## begin Exercise material

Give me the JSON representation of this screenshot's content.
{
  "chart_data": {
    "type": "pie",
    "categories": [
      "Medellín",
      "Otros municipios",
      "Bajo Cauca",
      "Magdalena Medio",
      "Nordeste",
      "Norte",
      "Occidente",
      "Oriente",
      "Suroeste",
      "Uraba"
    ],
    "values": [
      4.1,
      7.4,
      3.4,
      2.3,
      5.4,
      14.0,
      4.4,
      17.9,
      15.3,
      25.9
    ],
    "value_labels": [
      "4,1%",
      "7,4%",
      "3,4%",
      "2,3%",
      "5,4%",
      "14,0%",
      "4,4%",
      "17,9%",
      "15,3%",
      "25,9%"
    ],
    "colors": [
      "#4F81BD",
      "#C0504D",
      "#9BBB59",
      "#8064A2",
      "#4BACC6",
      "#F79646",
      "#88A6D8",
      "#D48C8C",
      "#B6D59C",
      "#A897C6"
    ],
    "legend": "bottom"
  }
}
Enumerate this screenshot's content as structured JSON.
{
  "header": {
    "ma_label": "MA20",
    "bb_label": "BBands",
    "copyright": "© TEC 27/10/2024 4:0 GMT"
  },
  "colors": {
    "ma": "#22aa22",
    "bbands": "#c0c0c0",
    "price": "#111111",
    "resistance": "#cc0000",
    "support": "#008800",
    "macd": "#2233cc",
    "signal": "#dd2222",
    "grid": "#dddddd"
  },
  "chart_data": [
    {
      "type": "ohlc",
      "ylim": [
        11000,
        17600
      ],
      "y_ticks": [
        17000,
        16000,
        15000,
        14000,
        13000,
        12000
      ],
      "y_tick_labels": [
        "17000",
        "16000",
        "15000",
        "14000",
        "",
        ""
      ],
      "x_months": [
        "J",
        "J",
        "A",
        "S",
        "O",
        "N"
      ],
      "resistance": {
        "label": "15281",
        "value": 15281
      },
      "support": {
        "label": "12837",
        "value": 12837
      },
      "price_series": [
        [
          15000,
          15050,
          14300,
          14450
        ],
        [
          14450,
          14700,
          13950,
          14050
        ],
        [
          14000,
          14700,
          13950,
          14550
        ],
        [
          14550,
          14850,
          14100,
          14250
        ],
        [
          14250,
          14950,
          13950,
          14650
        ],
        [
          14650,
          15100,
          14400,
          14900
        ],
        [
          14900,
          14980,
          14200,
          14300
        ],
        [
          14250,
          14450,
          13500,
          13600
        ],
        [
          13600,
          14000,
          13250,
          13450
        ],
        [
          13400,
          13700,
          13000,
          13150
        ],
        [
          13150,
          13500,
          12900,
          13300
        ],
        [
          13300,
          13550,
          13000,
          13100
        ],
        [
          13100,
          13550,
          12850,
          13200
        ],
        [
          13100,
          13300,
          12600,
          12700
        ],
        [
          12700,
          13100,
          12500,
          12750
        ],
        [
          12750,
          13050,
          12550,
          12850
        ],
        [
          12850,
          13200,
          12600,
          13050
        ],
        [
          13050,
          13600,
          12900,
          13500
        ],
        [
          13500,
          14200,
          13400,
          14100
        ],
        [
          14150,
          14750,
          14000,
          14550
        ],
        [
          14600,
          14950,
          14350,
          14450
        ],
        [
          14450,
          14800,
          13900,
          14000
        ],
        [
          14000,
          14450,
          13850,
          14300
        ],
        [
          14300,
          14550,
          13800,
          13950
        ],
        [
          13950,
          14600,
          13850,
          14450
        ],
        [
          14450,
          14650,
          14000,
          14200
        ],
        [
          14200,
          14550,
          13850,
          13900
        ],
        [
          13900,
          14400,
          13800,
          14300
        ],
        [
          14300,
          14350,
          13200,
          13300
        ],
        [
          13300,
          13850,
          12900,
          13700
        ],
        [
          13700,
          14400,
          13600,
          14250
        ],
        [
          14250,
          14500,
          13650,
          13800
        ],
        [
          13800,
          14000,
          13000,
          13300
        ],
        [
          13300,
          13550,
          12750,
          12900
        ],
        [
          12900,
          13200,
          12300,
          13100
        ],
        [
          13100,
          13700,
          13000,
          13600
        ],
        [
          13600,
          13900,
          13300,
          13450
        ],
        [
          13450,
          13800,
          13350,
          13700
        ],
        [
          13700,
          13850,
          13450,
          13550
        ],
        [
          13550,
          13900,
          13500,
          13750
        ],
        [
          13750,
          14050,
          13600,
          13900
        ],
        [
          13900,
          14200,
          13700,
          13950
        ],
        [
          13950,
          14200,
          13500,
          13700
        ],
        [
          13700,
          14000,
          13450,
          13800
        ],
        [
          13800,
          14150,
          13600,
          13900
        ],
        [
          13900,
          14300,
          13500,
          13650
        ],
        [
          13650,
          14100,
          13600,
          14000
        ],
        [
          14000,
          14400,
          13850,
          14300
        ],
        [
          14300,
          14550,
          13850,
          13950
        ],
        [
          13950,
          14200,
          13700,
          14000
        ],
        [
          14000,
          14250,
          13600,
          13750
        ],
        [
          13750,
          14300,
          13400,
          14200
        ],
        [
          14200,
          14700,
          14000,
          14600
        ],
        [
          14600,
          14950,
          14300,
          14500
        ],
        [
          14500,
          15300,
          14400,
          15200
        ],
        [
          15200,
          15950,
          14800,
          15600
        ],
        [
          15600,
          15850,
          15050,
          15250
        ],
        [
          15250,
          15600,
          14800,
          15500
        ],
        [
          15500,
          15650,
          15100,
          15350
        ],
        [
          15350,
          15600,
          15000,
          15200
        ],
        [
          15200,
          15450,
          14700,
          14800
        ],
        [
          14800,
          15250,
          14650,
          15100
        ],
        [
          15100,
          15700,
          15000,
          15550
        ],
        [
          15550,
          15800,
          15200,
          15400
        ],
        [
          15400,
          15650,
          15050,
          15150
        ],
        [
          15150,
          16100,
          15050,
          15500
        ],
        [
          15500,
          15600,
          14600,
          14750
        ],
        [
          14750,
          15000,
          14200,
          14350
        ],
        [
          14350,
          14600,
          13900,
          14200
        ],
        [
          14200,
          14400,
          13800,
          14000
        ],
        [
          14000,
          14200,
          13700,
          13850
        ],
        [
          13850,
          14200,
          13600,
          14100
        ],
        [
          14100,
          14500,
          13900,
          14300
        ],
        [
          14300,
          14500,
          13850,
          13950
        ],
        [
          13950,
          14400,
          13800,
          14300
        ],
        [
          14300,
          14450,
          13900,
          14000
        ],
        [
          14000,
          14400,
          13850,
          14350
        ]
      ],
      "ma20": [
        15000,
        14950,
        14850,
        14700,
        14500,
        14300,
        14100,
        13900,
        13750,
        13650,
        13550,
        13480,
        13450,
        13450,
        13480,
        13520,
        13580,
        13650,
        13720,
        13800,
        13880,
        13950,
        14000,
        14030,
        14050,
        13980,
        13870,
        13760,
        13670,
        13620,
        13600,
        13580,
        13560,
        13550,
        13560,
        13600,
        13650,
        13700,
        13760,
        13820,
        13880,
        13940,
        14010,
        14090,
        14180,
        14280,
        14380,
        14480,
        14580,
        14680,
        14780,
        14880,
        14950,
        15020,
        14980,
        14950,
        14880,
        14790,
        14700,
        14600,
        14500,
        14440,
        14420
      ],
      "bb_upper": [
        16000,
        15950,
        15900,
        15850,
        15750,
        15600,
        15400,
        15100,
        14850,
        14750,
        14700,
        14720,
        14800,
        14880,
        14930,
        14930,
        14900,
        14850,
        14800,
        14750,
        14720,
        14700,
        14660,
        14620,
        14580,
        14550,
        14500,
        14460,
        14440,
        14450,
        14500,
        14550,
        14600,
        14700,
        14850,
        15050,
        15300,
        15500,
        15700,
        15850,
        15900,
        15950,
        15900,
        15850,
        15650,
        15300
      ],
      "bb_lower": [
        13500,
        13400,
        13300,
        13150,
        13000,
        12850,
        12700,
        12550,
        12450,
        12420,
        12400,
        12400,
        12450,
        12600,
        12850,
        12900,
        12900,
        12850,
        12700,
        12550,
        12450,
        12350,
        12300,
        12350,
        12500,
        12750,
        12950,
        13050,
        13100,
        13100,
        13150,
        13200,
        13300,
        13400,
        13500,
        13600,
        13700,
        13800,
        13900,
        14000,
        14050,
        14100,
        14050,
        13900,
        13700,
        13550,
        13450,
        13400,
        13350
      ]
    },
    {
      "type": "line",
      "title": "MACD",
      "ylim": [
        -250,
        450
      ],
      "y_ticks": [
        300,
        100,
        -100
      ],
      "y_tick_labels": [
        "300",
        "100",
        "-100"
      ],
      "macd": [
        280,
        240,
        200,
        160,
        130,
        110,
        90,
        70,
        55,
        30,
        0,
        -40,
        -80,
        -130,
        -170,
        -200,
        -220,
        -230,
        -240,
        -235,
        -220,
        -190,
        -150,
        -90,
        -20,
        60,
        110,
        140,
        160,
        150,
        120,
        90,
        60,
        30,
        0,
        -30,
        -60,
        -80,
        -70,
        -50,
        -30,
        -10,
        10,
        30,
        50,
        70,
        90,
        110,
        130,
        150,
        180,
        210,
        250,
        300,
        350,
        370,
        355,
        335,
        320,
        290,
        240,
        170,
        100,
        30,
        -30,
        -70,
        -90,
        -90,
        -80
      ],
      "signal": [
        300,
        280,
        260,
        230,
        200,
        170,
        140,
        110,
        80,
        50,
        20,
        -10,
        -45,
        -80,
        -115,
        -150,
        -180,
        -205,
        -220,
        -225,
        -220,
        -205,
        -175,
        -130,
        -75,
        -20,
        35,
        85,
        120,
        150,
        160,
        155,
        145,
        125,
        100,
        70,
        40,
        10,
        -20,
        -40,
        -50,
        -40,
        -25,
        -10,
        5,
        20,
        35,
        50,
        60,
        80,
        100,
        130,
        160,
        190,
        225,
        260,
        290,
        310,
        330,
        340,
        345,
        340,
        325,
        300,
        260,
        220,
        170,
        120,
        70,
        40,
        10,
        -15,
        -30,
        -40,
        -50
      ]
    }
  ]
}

## end Exercise material

> [Instruction]: Work out how many lines in the entries hold the string "screenshot". Your answer should consist solely of that number.

> [Task result]: 2